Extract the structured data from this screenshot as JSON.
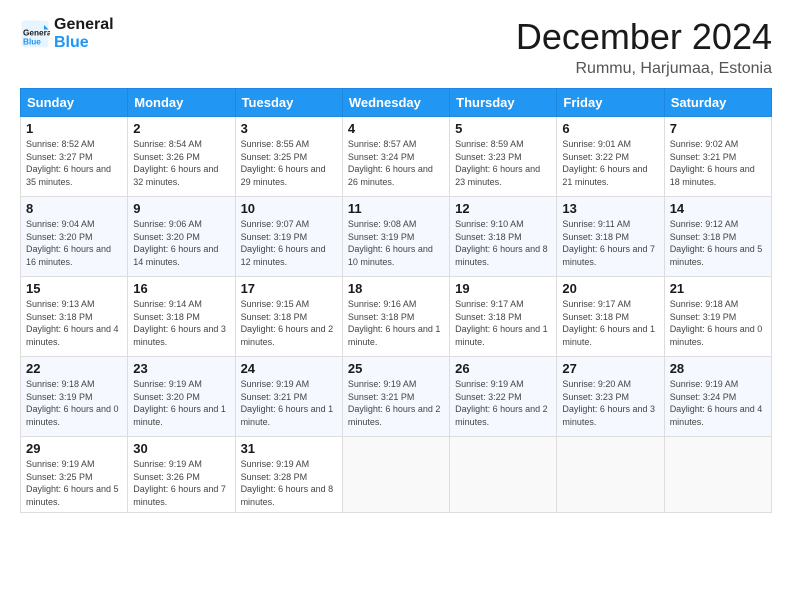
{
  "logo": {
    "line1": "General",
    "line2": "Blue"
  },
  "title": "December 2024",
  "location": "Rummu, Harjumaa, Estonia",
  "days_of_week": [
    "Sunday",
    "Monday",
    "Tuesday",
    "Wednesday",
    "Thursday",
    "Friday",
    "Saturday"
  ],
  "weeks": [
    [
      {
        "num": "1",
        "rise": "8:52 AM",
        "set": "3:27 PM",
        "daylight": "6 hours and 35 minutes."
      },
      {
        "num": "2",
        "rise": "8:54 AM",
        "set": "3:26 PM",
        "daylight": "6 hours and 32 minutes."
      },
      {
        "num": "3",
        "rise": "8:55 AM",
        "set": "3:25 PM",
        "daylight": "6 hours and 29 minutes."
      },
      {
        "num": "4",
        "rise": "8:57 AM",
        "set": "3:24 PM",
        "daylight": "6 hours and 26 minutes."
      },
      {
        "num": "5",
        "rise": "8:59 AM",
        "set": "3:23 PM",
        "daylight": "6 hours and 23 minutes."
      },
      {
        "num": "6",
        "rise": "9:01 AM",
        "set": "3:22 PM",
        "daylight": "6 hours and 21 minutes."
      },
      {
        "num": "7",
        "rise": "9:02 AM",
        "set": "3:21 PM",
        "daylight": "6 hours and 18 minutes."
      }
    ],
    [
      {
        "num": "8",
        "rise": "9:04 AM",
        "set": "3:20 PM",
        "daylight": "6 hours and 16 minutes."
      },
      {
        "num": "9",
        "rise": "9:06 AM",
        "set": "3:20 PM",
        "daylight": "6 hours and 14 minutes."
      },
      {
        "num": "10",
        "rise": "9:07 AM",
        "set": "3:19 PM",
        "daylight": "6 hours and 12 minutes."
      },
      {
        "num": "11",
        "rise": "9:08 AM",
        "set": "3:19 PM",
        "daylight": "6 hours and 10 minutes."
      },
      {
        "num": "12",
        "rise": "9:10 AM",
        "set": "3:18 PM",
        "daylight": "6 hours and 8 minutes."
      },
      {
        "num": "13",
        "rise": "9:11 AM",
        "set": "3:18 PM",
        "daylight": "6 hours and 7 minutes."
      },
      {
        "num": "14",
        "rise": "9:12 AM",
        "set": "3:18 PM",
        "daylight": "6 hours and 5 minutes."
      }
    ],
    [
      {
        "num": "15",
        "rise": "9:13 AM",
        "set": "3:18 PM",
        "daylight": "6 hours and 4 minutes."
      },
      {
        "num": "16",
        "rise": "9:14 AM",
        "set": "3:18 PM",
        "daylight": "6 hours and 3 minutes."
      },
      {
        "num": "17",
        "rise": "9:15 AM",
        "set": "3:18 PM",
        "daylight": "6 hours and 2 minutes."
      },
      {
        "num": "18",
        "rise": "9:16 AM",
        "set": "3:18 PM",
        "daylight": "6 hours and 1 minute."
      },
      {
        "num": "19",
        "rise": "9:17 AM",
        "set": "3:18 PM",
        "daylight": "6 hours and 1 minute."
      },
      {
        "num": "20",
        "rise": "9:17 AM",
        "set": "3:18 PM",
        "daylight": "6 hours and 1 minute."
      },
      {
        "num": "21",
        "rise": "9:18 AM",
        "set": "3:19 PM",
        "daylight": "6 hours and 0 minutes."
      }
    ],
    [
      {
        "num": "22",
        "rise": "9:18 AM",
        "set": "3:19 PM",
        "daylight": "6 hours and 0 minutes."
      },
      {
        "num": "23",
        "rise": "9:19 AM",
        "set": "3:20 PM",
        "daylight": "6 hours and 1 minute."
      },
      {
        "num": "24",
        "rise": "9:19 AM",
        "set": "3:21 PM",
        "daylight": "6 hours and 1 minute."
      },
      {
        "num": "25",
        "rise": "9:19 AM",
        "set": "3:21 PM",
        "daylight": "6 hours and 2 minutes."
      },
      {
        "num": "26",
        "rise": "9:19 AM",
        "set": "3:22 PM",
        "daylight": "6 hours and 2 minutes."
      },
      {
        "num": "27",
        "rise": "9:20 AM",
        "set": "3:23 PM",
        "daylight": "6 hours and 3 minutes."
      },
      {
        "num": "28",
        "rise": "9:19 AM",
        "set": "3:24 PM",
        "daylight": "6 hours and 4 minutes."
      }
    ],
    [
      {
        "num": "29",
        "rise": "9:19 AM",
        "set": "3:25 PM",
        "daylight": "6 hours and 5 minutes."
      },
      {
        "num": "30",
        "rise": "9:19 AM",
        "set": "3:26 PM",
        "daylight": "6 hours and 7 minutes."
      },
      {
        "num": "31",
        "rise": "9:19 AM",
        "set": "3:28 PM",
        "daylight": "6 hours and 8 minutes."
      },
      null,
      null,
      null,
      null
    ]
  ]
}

...

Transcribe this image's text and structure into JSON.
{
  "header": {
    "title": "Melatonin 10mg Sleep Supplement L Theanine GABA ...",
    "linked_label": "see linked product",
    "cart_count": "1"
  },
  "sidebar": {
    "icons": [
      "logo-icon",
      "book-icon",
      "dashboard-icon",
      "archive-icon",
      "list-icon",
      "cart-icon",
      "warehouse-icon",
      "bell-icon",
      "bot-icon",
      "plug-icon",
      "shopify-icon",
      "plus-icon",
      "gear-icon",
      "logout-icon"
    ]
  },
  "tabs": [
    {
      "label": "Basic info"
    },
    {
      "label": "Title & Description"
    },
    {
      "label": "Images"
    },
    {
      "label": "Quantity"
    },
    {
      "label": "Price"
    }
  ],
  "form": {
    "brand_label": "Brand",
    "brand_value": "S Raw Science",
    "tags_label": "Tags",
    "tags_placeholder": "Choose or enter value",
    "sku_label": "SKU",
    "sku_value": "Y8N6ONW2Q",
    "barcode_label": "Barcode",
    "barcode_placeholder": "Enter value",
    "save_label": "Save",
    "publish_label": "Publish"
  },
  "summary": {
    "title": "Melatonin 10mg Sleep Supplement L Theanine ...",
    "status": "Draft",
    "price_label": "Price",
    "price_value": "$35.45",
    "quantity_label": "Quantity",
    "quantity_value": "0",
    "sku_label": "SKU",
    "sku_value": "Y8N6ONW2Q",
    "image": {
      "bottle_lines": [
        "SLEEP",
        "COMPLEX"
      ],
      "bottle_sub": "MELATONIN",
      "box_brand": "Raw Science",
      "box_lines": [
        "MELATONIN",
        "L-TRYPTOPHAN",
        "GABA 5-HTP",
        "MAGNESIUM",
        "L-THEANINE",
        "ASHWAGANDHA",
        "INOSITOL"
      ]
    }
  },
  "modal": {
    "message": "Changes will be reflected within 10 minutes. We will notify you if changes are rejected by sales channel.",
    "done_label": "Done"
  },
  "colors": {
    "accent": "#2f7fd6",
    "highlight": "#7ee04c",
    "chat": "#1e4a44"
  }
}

...

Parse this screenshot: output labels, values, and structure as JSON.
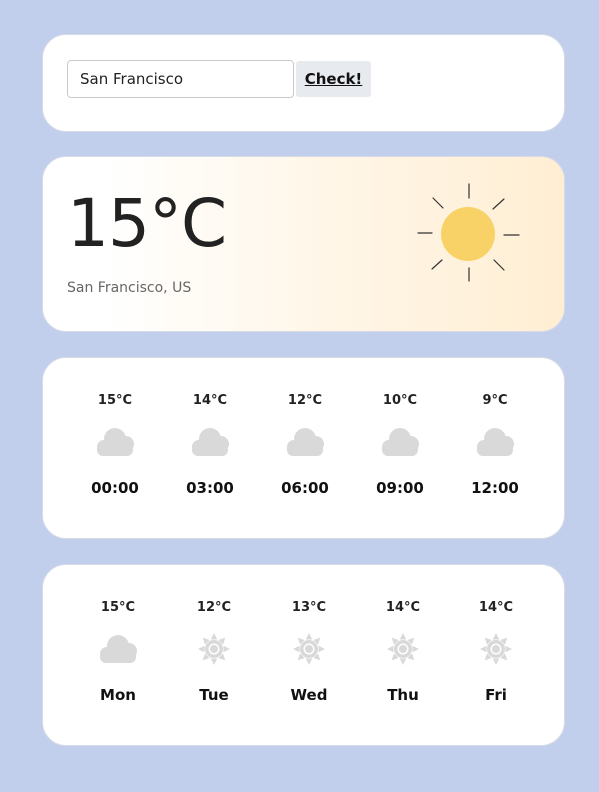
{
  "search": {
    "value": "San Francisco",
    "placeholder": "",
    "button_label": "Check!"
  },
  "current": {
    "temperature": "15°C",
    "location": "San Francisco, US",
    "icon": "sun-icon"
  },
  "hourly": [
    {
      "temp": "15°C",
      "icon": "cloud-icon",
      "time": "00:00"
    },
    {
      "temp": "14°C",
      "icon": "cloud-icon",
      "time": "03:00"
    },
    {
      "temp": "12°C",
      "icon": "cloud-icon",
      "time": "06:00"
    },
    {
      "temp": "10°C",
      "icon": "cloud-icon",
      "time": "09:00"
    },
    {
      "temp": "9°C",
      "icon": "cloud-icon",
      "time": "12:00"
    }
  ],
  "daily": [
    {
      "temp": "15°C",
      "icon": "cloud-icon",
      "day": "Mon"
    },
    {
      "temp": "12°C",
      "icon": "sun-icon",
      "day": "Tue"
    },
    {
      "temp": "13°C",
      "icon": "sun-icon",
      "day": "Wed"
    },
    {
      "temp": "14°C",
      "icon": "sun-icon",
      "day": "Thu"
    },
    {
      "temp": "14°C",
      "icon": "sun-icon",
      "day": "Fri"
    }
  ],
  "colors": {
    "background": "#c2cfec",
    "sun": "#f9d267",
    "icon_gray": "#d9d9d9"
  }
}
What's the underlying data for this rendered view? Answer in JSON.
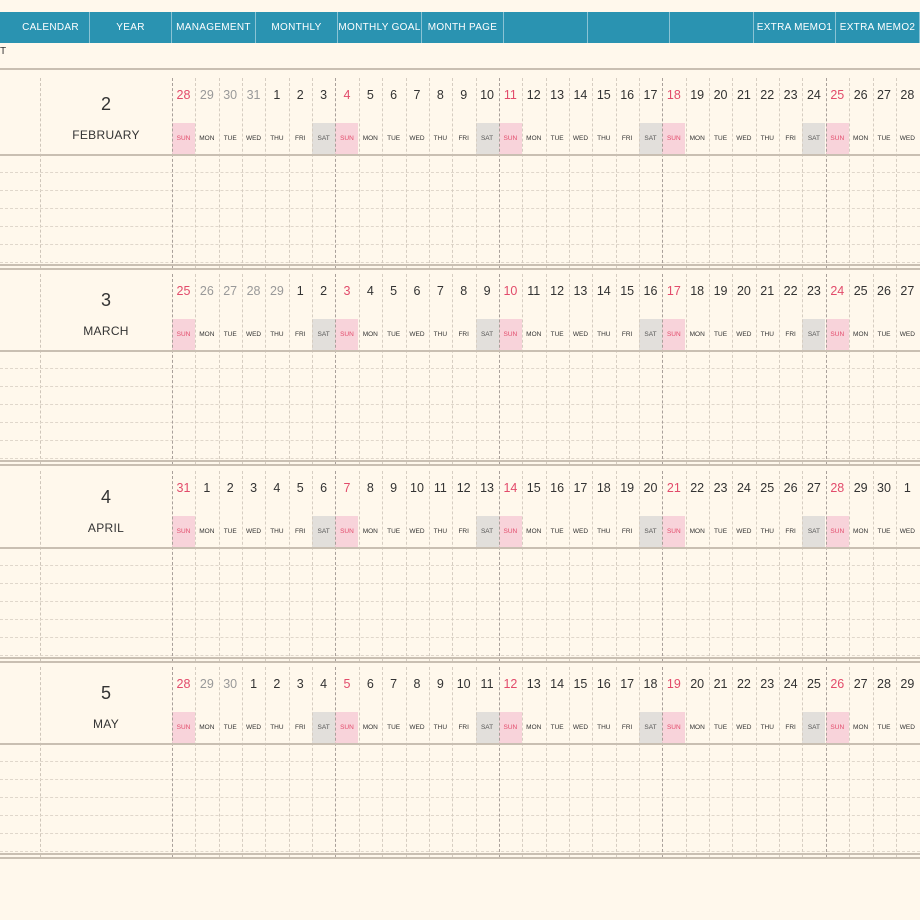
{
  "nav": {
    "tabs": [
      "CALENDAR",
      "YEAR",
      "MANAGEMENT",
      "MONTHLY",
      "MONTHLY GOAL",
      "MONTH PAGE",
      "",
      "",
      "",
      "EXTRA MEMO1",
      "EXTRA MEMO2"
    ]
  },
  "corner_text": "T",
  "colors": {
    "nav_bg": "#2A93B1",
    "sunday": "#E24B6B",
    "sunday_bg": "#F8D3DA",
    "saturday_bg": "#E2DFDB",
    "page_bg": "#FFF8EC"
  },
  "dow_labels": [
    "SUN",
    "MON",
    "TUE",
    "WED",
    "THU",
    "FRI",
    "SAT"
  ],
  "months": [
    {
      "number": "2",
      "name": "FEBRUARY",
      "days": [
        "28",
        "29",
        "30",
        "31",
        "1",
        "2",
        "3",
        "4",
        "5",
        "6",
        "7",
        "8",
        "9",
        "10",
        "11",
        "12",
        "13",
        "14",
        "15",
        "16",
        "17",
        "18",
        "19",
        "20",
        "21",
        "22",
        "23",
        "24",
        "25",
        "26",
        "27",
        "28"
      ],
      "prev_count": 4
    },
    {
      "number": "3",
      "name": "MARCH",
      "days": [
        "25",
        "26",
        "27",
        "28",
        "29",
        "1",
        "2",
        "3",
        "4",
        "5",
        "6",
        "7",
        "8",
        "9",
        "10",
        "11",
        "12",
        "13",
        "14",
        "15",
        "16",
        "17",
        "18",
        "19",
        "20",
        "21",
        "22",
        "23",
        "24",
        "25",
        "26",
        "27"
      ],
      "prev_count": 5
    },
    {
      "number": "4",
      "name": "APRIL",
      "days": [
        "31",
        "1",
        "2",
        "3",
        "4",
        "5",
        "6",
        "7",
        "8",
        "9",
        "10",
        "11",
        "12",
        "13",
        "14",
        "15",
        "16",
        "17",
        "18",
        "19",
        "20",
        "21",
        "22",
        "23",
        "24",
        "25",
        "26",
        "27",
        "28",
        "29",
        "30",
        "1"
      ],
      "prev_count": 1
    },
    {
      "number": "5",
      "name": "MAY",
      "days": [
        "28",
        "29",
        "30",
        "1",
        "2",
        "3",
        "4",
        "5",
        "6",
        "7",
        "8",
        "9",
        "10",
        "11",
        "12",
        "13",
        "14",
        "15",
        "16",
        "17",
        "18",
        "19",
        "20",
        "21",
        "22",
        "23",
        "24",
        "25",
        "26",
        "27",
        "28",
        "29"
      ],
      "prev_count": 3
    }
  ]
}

▶ _WORK REQUIRED_:
Tell how many lines in the material above include the word "data", giving the number only.

▶ _TASK ANSWER_:
2